PROMPT:
For the listing underneath, give the count of lines containing the string "detached" and nothing further.

___

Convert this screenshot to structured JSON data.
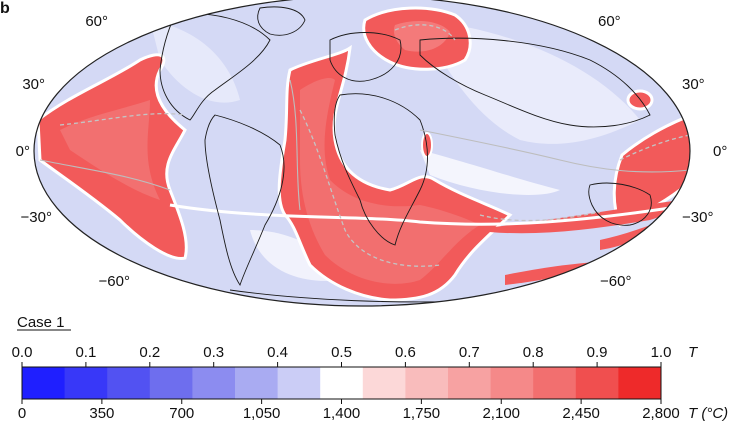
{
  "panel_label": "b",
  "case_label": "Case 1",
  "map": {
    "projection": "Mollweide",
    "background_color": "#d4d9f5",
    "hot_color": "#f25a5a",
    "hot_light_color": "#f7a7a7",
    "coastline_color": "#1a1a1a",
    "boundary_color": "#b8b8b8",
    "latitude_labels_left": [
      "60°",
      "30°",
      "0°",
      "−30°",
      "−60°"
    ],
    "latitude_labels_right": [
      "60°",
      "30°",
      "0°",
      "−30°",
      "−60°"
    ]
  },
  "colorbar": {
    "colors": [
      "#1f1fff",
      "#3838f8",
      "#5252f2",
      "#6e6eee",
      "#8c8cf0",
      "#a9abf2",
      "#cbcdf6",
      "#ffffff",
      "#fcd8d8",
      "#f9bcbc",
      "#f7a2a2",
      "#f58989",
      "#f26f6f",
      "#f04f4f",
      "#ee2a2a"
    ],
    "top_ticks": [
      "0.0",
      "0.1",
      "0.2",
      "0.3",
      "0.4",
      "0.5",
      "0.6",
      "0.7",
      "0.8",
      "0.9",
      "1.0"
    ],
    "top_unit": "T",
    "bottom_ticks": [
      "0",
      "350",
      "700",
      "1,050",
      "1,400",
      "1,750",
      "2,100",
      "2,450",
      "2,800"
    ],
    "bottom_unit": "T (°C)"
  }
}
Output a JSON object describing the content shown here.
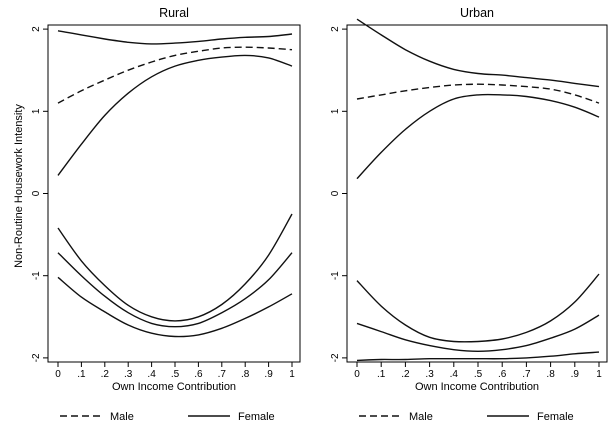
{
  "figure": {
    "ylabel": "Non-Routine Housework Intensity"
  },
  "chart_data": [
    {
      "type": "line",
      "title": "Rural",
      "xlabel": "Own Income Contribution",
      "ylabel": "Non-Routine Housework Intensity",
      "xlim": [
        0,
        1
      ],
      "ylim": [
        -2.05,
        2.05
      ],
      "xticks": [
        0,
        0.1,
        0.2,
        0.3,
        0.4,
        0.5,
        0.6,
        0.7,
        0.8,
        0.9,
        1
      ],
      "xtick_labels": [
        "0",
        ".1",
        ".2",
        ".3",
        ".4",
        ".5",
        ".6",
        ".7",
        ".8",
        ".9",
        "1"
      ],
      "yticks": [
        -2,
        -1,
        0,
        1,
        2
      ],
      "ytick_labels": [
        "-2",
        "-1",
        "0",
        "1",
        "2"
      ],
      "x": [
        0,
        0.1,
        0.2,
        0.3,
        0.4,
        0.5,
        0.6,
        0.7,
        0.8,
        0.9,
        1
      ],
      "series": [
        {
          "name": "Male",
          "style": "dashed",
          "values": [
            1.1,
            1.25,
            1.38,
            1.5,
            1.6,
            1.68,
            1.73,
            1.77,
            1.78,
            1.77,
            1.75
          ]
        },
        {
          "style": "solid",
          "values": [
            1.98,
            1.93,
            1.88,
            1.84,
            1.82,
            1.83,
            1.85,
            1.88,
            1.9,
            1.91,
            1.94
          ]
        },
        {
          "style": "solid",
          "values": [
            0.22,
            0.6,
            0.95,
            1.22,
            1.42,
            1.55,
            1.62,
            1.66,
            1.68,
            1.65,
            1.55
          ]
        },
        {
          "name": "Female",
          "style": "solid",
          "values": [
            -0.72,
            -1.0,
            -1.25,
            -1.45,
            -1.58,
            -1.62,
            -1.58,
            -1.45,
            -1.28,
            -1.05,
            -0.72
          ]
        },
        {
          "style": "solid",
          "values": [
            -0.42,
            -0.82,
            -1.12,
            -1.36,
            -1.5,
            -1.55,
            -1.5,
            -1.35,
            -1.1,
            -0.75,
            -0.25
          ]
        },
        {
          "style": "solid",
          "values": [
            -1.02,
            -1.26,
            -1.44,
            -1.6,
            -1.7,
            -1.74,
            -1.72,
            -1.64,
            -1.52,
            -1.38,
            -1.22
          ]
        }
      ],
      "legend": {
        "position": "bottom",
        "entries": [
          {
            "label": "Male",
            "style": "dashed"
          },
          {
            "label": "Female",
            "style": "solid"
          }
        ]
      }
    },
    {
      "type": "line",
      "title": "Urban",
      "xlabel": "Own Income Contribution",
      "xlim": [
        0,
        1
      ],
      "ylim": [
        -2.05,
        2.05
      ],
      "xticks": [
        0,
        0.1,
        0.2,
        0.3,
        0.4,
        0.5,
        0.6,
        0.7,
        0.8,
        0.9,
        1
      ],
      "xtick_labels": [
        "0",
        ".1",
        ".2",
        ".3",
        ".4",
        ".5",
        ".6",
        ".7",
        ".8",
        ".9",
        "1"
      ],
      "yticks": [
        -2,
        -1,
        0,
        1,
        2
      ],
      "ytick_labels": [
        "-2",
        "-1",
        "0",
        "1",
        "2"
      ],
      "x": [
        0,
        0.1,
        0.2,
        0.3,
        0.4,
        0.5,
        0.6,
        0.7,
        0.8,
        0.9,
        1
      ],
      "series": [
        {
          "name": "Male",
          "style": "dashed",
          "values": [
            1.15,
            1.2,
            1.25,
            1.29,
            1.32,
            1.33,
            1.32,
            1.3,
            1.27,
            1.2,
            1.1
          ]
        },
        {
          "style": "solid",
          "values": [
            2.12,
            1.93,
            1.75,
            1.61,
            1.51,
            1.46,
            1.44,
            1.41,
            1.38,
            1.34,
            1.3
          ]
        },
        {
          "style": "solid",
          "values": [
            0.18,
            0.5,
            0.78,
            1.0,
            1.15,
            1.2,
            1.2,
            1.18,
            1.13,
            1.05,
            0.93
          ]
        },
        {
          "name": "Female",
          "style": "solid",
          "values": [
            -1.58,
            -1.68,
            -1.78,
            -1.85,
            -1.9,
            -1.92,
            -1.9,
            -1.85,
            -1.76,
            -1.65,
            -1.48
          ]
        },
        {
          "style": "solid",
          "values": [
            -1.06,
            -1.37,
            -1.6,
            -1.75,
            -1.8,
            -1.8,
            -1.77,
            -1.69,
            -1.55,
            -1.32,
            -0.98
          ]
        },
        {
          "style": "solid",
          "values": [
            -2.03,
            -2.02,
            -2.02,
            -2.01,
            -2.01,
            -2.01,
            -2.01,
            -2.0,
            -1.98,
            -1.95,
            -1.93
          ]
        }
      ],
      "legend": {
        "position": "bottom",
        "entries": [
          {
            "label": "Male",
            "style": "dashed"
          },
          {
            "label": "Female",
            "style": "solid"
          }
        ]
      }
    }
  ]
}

___

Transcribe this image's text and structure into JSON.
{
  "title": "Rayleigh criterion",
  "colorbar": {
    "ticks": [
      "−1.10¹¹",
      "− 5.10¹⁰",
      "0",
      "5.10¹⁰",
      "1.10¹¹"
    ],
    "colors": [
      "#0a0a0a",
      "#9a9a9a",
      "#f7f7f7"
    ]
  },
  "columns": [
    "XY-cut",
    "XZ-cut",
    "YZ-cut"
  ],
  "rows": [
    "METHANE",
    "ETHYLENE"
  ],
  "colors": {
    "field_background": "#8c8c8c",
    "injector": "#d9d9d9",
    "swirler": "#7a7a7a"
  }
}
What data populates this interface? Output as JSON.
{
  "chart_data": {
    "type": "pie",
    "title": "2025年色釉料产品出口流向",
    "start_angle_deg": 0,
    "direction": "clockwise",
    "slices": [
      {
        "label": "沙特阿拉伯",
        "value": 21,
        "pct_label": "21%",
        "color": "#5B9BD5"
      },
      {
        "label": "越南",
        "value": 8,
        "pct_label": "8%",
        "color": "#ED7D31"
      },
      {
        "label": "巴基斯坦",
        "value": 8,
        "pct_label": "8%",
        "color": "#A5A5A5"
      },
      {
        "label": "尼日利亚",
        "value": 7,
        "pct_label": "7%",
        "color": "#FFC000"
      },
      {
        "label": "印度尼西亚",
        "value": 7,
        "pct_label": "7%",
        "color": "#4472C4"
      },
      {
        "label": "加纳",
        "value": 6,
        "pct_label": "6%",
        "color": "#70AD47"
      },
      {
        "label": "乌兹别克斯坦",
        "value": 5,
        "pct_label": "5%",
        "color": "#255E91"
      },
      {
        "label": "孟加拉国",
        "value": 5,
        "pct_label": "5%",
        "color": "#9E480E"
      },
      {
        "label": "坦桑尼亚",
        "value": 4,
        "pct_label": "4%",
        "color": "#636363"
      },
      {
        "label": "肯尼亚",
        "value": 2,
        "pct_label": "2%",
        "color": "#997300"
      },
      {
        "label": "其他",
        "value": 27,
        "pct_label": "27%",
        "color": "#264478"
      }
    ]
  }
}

___

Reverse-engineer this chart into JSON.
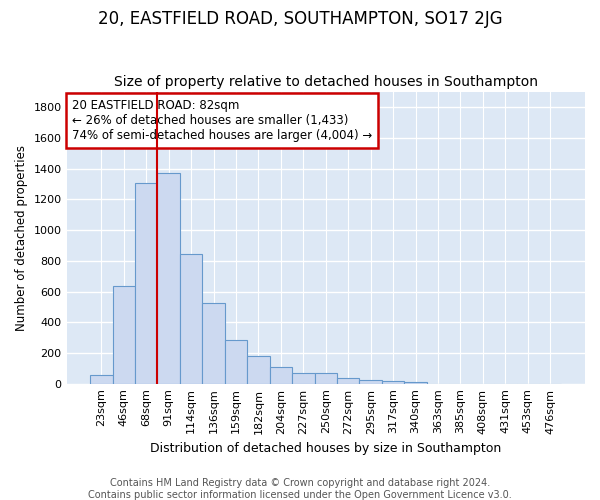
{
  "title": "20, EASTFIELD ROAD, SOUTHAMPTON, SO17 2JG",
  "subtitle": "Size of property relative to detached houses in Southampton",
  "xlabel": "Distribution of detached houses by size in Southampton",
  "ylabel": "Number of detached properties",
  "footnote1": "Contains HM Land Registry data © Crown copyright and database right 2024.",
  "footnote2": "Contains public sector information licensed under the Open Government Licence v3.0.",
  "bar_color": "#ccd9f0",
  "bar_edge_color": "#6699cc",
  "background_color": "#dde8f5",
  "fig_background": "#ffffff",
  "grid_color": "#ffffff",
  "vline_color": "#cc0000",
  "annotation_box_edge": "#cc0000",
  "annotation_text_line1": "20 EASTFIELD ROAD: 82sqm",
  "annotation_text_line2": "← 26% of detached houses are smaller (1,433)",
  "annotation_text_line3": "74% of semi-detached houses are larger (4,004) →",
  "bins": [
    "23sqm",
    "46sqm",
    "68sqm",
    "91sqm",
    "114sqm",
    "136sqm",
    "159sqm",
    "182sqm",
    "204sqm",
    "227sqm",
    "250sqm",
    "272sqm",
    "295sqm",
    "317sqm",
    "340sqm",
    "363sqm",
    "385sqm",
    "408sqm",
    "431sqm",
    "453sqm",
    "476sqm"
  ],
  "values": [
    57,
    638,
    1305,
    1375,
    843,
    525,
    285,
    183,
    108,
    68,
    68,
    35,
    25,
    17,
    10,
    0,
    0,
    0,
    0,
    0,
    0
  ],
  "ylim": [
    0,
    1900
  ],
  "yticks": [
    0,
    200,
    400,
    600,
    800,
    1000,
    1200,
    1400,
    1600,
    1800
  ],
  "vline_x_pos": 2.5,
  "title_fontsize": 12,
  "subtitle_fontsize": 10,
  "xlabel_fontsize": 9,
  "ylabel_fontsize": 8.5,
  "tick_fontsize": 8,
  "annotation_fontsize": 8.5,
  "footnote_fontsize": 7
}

___

FINAL RESULT:
5